_Set exercise:_ Lines containing "name" are to be counted. Give the number and nothing more.

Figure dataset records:
┄┄┄┄┄┄

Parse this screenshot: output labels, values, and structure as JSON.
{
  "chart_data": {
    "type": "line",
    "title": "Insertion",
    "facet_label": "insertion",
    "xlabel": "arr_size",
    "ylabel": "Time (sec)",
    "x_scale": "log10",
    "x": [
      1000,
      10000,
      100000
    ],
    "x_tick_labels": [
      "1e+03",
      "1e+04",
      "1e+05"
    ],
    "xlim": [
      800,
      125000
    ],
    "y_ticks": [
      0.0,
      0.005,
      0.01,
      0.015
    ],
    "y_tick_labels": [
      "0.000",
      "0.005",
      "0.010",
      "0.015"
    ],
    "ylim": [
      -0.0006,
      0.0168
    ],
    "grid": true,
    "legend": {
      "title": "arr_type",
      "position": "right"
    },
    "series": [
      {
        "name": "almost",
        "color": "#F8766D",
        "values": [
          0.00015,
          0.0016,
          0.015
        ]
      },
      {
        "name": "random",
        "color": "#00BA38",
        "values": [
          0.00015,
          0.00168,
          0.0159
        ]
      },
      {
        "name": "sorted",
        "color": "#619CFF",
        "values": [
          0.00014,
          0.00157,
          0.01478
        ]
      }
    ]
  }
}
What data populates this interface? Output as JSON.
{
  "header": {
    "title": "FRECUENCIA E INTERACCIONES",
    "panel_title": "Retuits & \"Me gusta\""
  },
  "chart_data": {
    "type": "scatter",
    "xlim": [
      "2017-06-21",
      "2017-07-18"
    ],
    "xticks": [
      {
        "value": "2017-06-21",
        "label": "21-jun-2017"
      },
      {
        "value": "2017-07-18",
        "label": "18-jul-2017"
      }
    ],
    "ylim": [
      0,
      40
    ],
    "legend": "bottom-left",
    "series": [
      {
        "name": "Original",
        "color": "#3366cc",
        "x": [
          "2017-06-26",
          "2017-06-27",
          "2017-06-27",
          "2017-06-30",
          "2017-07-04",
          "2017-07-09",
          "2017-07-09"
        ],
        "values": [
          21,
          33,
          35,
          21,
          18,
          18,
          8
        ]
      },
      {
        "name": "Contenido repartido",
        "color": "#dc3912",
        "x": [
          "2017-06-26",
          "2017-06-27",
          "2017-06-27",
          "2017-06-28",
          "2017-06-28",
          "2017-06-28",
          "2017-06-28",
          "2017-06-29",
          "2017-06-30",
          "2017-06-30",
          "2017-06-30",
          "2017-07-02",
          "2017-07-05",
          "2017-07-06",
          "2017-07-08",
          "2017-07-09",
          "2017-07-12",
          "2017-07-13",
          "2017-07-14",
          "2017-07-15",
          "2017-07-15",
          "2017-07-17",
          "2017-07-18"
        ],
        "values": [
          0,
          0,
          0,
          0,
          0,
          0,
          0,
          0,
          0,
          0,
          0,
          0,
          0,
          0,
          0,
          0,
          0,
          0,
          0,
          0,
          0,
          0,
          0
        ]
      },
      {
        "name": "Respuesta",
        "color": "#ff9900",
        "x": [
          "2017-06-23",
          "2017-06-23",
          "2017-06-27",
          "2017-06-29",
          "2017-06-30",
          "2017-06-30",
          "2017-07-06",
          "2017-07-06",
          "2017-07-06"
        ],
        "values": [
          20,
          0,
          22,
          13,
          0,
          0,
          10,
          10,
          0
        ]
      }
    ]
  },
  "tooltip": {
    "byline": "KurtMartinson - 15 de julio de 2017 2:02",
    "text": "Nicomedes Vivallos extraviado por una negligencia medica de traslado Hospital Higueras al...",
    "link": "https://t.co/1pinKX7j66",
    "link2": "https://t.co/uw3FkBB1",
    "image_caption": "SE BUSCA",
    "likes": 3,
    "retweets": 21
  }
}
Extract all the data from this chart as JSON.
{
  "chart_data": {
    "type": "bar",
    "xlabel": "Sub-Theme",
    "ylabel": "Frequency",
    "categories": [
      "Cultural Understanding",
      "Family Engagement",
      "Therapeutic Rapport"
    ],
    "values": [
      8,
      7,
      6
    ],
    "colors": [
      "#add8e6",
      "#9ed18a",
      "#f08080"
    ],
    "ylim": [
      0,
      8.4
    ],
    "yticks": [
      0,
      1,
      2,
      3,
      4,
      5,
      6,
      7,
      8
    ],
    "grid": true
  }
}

┄┄┄┄┄┄

_Task solution:_ 6